(Records from a data collection)
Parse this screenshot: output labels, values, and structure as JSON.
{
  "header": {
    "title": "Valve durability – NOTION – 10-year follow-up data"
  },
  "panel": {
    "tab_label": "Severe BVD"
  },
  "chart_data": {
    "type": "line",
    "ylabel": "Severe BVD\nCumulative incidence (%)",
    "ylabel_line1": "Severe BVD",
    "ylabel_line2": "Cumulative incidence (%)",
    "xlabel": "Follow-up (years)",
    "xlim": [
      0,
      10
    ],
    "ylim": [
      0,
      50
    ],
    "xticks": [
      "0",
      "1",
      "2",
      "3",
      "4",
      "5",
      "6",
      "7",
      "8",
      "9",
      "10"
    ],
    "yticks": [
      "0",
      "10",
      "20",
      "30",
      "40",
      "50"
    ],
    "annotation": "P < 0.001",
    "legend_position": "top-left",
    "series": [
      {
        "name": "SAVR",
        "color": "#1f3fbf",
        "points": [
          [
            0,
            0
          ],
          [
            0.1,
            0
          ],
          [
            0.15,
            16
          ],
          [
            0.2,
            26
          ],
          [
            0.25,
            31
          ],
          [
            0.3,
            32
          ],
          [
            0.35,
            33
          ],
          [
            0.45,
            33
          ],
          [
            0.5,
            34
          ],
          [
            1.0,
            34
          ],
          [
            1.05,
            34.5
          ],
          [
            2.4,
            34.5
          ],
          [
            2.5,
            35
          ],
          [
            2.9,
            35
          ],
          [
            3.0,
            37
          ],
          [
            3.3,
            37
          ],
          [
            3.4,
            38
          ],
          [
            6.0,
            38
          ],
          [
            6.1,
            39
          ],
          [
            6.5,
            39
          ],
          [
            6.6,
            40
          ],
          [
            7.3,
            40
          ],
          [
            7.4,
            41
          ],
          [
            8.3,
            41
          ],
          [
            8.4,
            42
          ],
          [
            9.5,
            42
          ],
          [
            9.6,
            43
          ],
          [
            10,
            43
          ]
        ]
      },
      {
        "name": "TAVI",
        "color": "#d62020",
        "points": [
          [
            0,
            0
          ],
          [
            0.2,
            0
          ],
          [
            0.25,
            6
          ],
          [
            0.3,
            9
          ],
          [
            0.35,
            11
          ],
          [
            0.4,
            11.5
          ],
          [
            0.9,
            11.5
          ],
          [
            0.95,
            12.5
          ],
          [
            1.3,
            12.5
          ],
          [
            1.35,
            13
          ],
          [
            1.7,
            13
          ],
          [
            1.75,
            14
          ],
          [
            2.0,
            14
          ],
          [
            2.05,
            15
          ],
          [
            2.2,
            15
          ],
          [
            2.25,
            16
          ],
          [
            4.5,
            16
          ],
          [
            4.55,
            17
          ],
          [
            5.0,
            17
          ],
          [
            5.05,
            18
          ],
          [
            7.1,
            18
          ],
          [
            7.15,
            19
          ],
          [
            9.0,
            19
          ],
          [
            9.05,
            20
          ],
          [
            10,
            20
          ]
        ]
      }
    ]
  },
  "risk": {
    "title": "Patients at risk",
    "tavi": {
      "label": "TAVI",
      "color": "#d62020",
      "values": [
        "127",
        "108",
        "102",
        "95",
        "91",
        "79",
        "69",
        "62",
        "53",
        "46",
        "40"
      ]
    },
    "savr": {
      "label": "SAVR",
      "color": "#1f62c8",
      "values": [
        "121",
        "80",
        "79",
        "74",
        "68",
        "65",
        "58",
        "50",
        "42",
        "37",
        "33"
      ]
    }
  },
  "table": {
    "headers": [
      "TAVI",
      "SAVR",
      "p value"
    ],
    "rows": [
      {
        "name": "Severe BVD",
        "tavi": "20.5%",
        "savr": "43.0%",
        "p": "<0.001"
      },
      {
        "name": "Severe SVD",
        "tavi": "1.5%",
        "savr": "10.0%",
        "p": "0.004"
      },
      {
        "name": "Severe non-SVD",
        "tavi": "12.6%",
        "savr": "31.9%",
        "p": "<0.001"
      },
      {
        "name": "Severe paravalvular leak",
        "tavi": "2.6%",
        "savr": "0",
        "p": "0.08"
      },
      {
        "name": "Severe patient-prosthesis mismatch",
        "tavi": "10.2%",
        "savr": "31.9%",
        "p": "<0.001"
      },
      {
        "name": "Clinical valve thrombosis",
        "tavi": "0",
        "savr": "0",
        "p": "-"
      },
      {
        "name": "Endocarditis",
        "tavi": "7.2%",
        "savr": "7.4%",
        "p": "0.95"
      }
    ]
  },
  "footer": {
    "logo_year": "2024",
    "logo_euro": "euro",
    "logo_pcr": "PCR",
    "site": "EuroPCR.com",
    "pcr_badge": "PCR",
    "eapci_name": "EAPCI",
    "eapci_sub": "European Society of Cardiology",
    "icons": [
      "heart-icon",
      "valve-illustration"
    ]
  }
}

• _Exercise requirements_:
What you return should match the entries above exactly.

• _Your response_:
Parse this screenshot: output labels, values, and structure as JSON.
{
  "header": {
    "title": "Valve durability – NOTION – 10-year follow-up data"
  },
  "panel": {
    "tab_label": "Severe BVD"
  },
  "chart_data": {
    "type": "line",
    "ylabel": "Severe BVD\nCumulative incidence (%)",
    "ylabel_line1": "Severe BVD",
    "ylabel_line2": "Cumulative incidence (%)",
    "xlabel": "Follow-up (years)",
    "xlim": [
      0,
      10
    ],
    "ylim": [
      0,
      50
    ],
    "xticks": [
      "0",
      "1",
      "2",
      "3",
      "4",
      "5",
      "6",
      "7",
      "8",
      "9",
      "10"
    ],
    "yticks": [
      "0",
      "10",
      "20",
      "30",
      "40",
      "50"
    ],
    "annotation": "P < 0.001",
    "legend_position": "top-left",
    "series": [
      {
        "name": "SAVR",
        "color": "#1f3fbf",
        "points": [
          [
            0,
            0
          ],
          [
            0.1,
            0
          ],
          [
            0.15,
            16
          ],
          [
            0.2,
            26
          ],
          [
            0.25,
            31
          ],
          [
            0.3,
            32
          ],
          [
            0.35,
            33
          ],
          [
            0.45,
            33
          ],
          [
            0.5,
            34
          ],
          [
            1.0,
            34
          ],
          [
            1.05,
            34.5
          ],
          [
            2.4,
            34.5
          ],
          [
            2.5,
            35
          ],
          [
            2.9,
            35
          ],
          [
            3.0,
            37
          ],
          [
            3.3,
            37
          ],
          [
            3.4,
            38
          ],
          [
            6.0,
            38
          ],
          [
            6.1,
            39
          ],
          [
            6.5,
            39
          ],
          [
            6.6,
            40
          ],
          [
            7.3,
            40
          ],
          [
            7.4,
            41
          ],
          [
            8.3,
            41
          ],
          [
            8.4,
            42
          ],
          [
            9.5,
            42
          ],
          [
            9.6,
            43
          ],
          [
            10,
            43
          ]
        ]
      },
      {
        "name": "TAVI",
        "color": "#d62020",
        "points": [
          [
            0,
            0
          ],
          [
            0.2,
            0
          ],
          [
            0.25,
            6
          ],
          [
            0.3,
            9
          ],
          [
            0.35,
            11
          ],
          [
            0.4,
            11.5
          ],
          [
            0.9,
            11.5
          ],
          [
            0.95,
            12.5
          ],
          [
            1.3,
            12.5
          ],
          [
            1.35,
            13
          ],
          [
            1.7,
            13
          ],
          [
            1.75,
            14
          ],
          [
            2.0,
            14
          ],
          [
            2.05,
            15
          ],
          [
            2.2,
            15
          ],
          [
            2.25,
            16
          ],
          [
            4.5,
            16
          ],
          [
            4.55,
            17
          ],
          [
            5.0,
            17
          ],
          [
            5.05,
            18
          ],
          [
            7.1,
            18
          ],
          [
            7.15,
            19
          ],
          [
            9.0,
            19
          ],
          [
            9.05,
            20
          ],
          [
            10,
            20
          ]
        ]
      }
    ]
  },
  "risk": {
    "title": "Patients at risk",
    "tavi": {
      "label": "TAVI",
      "color": "#d62020",
      "values": [
        "127",
        "108",
        "102",
        "95",
        "91",
        "79",
        "69",
        "62",
        "53",
        "46",
        "40"
      ]
    },
    "savr": {
      "label": "SAVR",
      "color": "#1f62c8",
      "values": [
        "121",
        "80",
        "79",
        "74",
        "68",
        "65",
        "58",
        "50",
        "42",
        "37",
        "33"
      ]
    }
  },
  "table": {
    "headers": [
      "TAVI",
      "SAVR",
      "p value"
    ],
    "rows": [
      {
        "name": "Severe BVD",
        "tavi": "20.5%",
        "savr": "43.0%",
        "p": "<0.001"
      },
      {
        "name": "Severe SVD",
        "tavi": "1.5%",
        "savr": "10.0%",
        "p": "0.004"
      },
      {
        "name": "Severe non-SVD",
        "tavi": "12.6%",
        "savr": "31.9%",
        "p": "<0.001"
      },
      {
        "name": "Severe paravalvular leak",
        "tavi": "2.6%",
        "savr": "0",
        "p": "0.08"
      },
      {
        "name": "Severe patient-prosthesis mismatch",
        "tavi": "10.2%",
        "savr": "31.9%",
        "p": "<0.001"
      },
      {
        "name": "Clinical valve thrombosis",
        "tavi": "0",
        "savr": "0",
        "p": "-"
      },
      {
        "name": "Endocarditis",
        "tavi": "7.2%",
        "savr": "7.4%",
        "p": "0.95"
      }
    ]
  },
  "footer": {
    "logo_year": "2024",
    "logo_euro": "euro",
    "logo_pcr": "PCR",
    "site": "EuroPCR.com",
    "pcr_badge": "PCR",
    "eapci_name": "EAPCI",
    "eapci_sub": "European Society of Cardiology",
    "icons": [
      "heart-icon",
      "valve-illustration"
    ]
  }
}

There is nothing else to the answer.